** WORK REQUEST **
Carry on the passage about speaking aloud what is really in your heart, starting right after its last sentence.

** PASSAGE FOR REVIEW **
When was the last time you spoke aloud what was really in your heart?  Were you with a priest or a pastor, your psychologist or doctor?  Or maybe your hair dresser or bartender?  That’s when the real confessions start, right, at closing time?  Maybe it was with a stranger on an airplane, or over dinner with your spouse or best friend? 

Think about it.  Do you remember the first time you went deep and shared what was really on your heart? Do you remember how good it felt, to have the freedom to wonder about your destiny and your part in the universe? Do you remember your first feeling that you were sure God was with you because of the trust and peace you felt?  Maybe it was at bedtime when you were little.  Maybe it was when you first fell in love. Maybe even it was here in this church – on Christmas Eve, at Easter Sunrise, right now? In our “Unbinding Your Heart” Sunday night adult study, sharing our thoughts on faith has become so addictive that we’ve decided to continue with a new series after Lent.  But the new book, “Unbinding Your Soul,” calls us not just to look inside our own hearts but to get out there in the real world – in our own personal “Galilees” – and to look for places where holy love is at work, and to get better at naming them as real “God sightings.”

** DATA RECORDS **

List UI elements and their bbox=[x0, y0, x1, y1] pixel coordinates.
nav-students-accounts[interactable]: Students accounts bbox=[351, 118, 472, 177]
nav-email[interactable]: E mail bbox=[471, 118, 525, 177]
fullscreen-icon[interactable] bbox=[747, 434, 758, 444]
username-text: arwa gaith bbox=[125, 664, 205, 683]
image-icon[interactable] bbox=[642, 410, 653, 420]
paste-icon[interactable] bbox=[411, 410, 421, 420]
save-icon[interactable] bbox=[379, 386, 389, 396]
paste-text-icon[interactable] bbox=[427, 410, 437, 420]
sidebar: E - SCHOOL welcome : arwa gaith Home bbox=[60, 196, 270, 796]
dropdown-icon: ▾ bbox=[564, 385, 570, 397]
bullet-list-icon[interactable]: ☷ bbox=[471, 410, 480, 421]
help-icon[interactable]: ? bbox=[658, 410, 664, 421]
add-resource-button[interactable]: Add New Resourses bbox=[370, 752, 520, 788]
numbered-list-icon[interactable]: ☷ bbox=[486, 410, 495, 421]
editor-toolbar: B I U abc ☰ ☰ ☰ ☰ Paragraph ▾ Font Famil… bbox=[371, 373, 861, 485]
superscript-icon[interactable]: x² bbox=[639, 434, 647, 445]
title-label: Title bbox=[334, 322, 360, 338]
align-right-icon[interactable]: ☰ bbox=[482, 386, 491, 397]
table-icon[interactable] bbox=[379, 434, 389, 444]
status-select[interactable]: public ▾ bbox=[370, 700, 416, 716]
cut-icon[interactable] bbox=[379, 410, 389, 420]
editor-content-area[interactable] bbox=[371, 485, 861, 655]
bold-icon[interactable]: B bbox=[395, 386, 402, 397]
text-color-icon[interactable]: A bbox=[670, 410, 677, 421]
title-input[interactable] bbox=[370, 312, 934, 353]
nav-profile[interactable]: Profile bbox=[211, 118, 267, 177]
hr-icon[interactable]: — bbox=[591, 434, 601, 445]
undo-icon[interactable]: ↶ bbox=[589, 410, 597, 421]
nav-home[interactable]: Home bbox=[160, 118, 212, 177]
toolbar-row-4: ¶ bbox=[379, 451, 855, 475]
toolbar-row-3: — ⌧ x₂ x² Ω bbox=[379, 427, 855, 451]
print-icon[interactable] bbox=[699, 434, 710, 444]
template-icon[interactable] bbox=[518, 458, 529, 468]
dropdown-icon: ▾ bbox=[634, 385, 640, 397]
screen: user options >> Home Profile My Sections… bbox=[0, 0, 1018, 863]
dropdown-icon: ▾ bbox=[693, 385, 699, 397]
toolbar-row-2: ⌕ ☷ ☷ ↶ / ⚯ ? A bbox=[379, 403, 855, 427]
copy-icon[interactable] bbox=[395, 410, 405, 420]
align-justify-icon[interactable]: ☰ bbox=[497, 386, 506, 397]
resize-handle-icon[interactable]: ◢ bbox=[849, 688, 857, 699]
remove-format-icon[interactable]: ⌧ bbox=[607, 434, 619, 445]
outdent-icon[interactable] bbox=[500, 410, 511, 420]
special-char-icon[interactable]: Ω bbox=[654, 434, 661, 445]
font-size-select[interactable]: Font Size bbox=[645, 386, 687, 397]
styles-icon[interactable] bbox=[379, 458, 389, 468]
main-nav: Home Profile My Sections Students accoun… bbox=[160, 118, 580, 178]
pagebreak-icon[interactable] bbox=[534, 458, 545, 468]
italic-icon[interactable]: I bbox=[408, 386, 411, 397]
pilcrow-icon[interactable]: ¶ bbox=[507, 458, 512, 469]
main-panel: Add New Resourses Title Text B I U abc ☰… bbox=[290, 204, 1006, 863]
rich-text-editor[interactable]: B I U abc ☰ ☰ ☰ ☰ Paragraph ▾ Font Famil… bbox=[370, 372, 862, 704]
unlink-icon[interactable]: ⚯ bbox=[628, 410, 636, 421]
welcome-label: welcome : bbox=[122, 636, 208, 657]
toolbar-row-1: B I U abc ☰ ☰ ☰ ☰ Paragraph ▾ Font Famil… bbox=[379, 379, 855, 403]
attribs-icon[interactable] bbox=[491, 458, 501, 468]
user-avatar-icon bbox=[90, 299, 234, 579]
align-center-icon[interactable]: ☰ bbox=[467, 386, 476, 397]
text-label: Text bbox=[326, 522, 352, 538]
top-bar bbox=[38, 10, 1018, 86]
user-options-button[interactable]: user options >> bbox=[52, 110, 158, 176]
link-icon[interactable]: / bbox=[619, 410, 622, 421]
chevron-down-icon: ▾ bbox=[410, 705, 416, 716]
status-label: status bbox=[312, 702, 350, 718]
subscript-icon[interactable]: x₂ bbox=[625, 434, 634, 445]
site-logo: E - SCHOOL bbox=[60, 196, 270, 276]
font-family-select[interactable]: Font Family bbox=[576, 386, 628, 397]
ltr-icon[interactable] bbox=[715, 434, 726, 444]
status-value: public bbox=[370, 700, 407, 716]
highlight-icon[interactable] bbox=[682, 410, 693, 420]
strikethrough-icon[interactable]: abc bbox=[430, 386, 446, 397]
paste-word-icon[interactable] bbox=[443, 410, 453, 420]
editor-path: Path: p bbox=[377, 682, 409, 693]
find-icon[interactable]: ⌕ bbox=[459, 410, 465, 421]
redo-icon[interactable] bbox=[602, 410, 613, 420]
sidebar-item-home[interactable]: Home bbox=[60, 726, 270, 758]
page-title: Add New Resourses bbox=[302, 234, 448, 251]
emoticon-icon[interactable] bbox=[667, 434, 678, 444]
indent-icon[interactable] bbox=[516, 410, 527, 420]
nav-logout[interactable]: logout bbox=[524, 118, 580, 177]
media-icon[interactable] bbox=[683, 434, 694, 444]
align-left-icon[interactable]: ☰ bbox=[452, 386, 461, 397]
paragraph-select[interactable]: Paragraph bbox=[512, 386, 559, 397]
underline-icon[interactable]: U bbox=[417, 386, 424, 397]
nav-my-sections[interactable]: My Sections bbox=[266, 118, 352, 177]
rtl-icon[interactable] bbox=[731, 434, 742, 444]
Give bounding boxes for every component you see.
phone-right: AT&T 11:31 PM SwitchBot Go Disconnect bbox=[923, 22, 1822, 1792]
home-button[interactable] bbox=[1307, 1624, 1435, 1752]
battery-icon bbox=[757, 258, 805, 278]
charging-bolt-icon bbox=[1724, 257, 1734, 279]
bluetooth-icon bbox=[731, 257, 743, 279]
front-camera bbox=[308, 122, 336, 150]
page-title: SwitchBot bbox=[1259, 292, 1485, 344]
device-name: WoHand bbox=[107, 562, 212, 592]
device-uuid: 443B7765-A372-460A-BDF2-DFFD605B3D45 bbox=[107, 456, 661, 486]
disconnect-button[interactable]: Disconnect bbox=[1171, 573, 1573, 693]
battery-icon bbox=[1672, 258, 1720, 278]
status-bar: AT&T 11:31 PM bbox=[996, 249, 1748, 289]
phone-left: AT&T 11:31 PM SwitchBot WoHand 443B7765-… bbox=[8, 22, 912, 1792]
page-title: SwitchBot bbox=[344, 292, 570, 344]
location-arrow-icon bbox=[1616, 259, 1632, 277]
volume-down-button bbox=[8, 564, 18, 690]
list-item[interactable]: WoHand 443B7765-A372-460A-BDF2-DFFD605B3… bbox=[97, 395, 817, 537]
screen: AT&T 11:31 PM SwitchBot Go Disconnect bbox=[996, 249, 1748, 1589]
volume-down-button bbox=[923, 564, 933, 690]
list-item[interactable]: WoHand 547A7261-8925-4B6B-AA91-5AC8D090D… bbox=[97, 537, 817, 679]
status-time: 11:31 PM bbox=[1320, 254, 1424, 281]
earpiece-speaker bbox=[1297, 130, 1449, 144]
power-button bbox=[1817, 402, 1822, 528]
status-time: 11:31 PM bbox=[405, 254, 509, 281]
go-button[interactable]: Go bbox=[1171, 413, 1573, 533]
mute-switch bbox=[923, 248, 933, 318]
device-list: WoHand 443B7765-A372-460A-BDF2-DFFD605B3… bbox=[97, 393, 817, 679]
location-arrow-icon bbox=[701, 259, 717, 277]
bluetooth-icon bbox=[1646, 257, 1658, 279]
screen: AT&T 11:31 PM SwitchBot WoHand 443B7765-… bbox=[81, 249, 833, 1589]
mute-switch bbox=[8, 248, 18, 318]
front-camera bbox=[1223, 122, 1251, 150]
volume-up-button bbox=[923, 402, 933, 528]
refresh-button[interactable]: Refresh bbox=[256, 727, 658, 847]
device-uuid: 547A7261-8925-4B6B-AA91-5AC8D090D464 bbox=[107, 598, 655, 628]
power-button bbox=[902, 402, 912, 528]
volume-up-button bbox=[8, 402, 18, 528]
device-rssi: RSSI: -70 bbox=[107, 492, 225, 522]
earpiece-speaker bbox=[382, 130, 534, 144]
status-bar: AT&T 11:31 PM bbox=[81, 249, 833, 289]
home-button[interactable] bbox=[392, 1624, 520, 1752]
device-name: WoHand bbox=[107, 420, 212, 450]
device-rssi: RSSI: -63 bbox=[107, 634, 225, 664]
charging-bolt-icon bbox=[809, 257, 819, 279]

** WRITTEN REPLY **
I guarantee you that our post-Easter world will start to transform if we really look for Jesus everywhere we go, and if we can work up the nerve to share our stories of our own “God sightings.” Where is your “Galilee”? Where might you find Jesus today?   

Just this week I saw the face of Christ on Jeanine Hanewicz as she told her “Wellspring of Welcome” story at Lenten Lunch.  I saw Jesus in my husband as he helped Rod Schmaling carry the cross on our Good Friday walk. I saw the glory of God in Sue Boughton’s granddaughters as they climbed up into the hospital bed to snuggle with her like a couple of puppies.  I saw the Holy Spirit radiate from Ashley Zennis right here in this spot, in this meetinghouse yesterday, as she looked into her beloved Mike’s eyes at their wedding.  But the best part of all happened before that, out front.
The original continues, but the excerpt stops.